▸ **REQUIRED TASK**
Print the lines from the one with "address-label: 住所: [291, 124, 299, 128]" to the one with "check-bank[interactable]: [664, 165, 668, 169]", both included, exactly as they appear.

>> start MATERIAL TO PROCESS

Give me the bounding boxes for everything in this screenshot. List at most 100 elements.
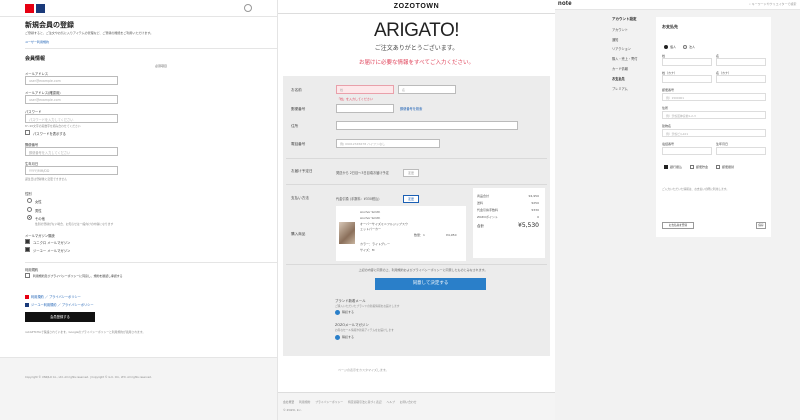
address-label: 住所: [291, 124, 299, 128]
phone-input[interactable]: [662, 147, 712, 155]
note-header: note ⌕ キーワードやクリエイターで検索: [555, 0, 800, 10]
zip-label: 郵便番号: [662, 88, 675, 92]
uniqlo-mail-label: ユニクロ メールマガジン: [33, 241, 71, 245]
first-name-input[interactable]: [716, 58, 766, 66]
uniqlo-privacy-link[interactable]: プライバシーポリシー: [49, 295, 81, 299]
card-title: お支払先: [662, 24, 678, 29]
summary-label-0: 商品合計: [477, 194, 490, 198]
sidebar-item-account[interactable]: アカウント: [612, 27, 652, 32]
uniqlo-gu-logos[interactable]: [25, 4, 45, 13]
option1-checkbox[interactable]: [335, 310, 340, 315]
building-input[interactable]: 例）渋谷ビル101: [662, 129, 766, 137]
delivery-change-button[interactable]: 変更: [403, 169, 420, 177]
check-bank[interactable]: [664, 165, 668, 169]
email-confirm-field[interactable]: user@example.com: [25, 95, 118, 104]
product-card[interactable]: Anchor Smith Anchor Smith オーバーサイズミニフルジップ…: [336, 206, 466, 261]
footer-links: 会社概要 利用規約 プライバシーポリシー 特定商取引法に基づく表記 ヘルプ お問…: [283, 400, 417, 404]
zip-input[interactable]: 例）1500001: [662, 93, 766, 101]
save-button[interactable]: 保存: [756, 222, 766, 229]
sidebar-item-card[interactable]: カード情報: [612, 66, 652, 71]
summary-value-1: ¥250: [531, 201, 539, 205]
gender-radio-other[interactable]: [27, 215, 32, 220]
check-bank-label: 銀行振込: [670, 165, 683, 169]
globe-icon[interactable]: [244, 4, 252, 12]
warning-text: お届けに必要な情報をすべてご入力ください。: [359, 60, 474, 66]
gender-hint: 性別の登録がない場合、お知らせは一般向けの内容になります: [35, 222, 114, 226]
total-value: ¥5,530: [518, 222, 539, 229]
sidebar-item-notifications[interactable]: 通知: [612, 37, 652, 42]
uniqlo-footer: Copyright © UNIQLO Co., Ltd. All rights …: [0, 357, 277, 420]
total-label: 合計: [477, 224, 484, 228]
gu-terms-link[interactable]: ジーユー利用規約: [31, 303, 57, 307]
password-field[interactable]: パスワードを入力してください: [25, 114, 118, 123]
footer-link-privacy[interactable]: プライバシーポリシー: [315, 400, 343, 404]
phone-field[interactable]: 例) 09012345678 ハイフンなし: [336, 139, 440, 148]
footer-link-company[interactable]: 会社概要: [283, 400, 294, 404]
building-label: 建物名: [662, 124, 672, 128]
note-settings-pane: note ⌕ キーワードやクリエイターで検索 アカウント設定 アカウント 通知 …: [555, 0, 800, 420]
footer-link-terms[interactable]: 利用規約: [299, 400, 310, 404]
gender-radio-female[interactable]: [27, 198, 32, 203]
footer-link-contact[interactable]: お問い合わせ: [400, 400, 417, 404]
delivery-text: 発送から 2日目〜3日目頃お届け予定: [336, 171, 389, 175]
product-price: ¥4,950: [446, 233, 457, 237]
gender-radio-male[interactable]: [27, 207, 32, 212]
zip-label: 郵便番号: [291, 107, 306, 111]
zozo-header: ZOZOTOWN: [278, 0, 555, 14]
radio-individual-label: 個人: [670, 45, 677, 49]
address-input[interactable]: 例）渋谷区神宮前1-2-3: [662, 111, 766, 119]
gu-mail-checkbox[interactable]: [25, 247, 30, 252]
agree-checkbox[interactable]: [25, 273, 30, 278]
uniqlo-mail-checkbox[interactable]: [25, 239, 30, 244]
last-name-kana-input[interactable]: [662, 75, 712, 83]
register-payee-button[interactable]: お支払先を登録: [662, 222, 694, 229]
zip-search-link[interactable]: 郵便番号を検索: [400, 106, 422, 111]
zip-field[interactable]: 郵便番号を入力してください: [25, 147, 118, 156]
zip-field[interactable]: [336, 104, 394, 113]
submit-order-button[interactable]: 同意して決定する: [375, 278, 486, 290]
footer-link-tokusho[interactable]: 特定商取引法に基づく表記: [348, 400, 382, 404]
uniqlo-terms-link[interactable]: 利用規約: [31, 295, 44, 299]
sidebar-item-payee[interactable]: お支払先: [612, 76, 652, 81]
option2-checkbox[interactable]: [335, 335, 340, 340]
product-qty: 数量：1: [414, 233, 425, 237]
check-postal-transfer-label: 郵便振替: [722, 165, 735, 169]
zozo-logo[interactable]: ZOZOTOWN: [394, 3, 440, 10]
birthdate-field[interactable]: YYYY/MM/DD: [25, 166, 118, 175]
first-name-field[interactable]: 名: [398, 85, 456, 94]
section-title: 会員情報: [25, 56, 46, 62]
thanks-text: ご注文ありがとうございます。: [374, 45, 459, 52]
name-label: お名前: [291, 88, 302, 92]
page-title: 新規会員の登録: [25, 22, 74, 29]
sidebar-item-reactions[interactable]: リアクション: [612, 46, 652, 51]
product-label: 購入商品: [291, 232, 306, 236]
product-brand: Anchor Smith: [360, 210, 381, 214]
terms-link[interactable]: ユーザー利用規約: [25, 40, 49, 44]
radio-corporate-label: 法人: [689, 45, 696, 49]
last-name-input[interactable]: [662, 58, 712, 66]
birthdate-input[interactable]: [716, 147, 766, 155]
address-label: 住所: [662, 106, 669, 110]
radio-individual[interactable]: [664, 45, 668, 49]
register-button[interactable]: 会員登録する: [25, 312, 95, 322]
address-field[interactable]: [336, 121, 518, 130]
email-field[interactable]: user@example.com: [25, 76, 118, 85]
option2-desc: お得なセール情報や新着アイテムをお届けします: [335, 328, 394, 332]
sidebar-item-premium[interactable]: プレミアム: [612, 86, 652, 91]
check-postal-savings[interactable]: [690, 165, 694, 169]
name-error: 「姓」を入力してください: [337, 97, 373, 101]
note-logo[interactable]: note: [558, 1, 572, 7]
show-password-checkbox[interactable]: [25, 130, 30, 135]
first-name-kana-input[interactable]: [716, 75, 766, 83]
sidebar-item-purchases[interactable]: 購入・売上・寄付: [612, 56, 652, 61]
check-postal-transfer[interactable]: [716, 165, 720, 169]
gu-privacy-link[interactable]: プライバシーポリシー: [62, 303, 94, 307]
footer-link-help[interactable]: ヘルプ: [386, 400, 394, 404]
uniqlo-brand-chip: [25, 295, 29, 299]
last-name-field[interactable]: 姓: [336, 85, 394, 94]
payment-change-button[interactable]: 変更: [403, 195, 420, 203]
radio-corporate[interactable]: [683, 45, 687, 49]
search-input[interactable]: ⌕ キーワードやクリエイターで検索: [749, 2, 796, 6]
uniqlo-logo: [25, 4, 34, 13]
footer-note: ページの表示をカスタマイズします。: [338, 368, 389, 372]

>> end MATERIAL TO PROCESS

▸ **RESULT OF THIS EXERCISE**
address-label: 住所: [291, 124, 299, 128]
phone-input[interactable]: [662, 147, 712, 155]
note-header: note ⌕ キーワードやクリエイターで検索: [555, 0, 800, 10]
zip-label: 郵便番号: [662, 88, 675, 92]
uniqlo-mail-label: ユニクロ メールマガジン: [33, 241, 71, 245]
first-name-input[interactable]: [716, 58, 766, 66]
uniqlo-privacy-link[interactable]: プライバシーポリシー: [49, 295, 81, 299]
card-title: お支払先: [662, 24, 678, 29]
summary-label-0: 商品合計: [477, 194, 490, 198]
sidebar-item-account[interactable]: アカウント: [612, 27, 652, 32]
uniqlo-gu-logos[interactable]: [25, 4, 45, 13]
option1-checkbox[interactable]: [335, 310, 340, 315]
building-input[interactable]: 例）渋谷ビル101: [662, 129, 766, 137]
delivery-change-button[interactable]: 変更: [403, 169, 420, 177]
check-bank[interactable]: [664, 165, 668, 169]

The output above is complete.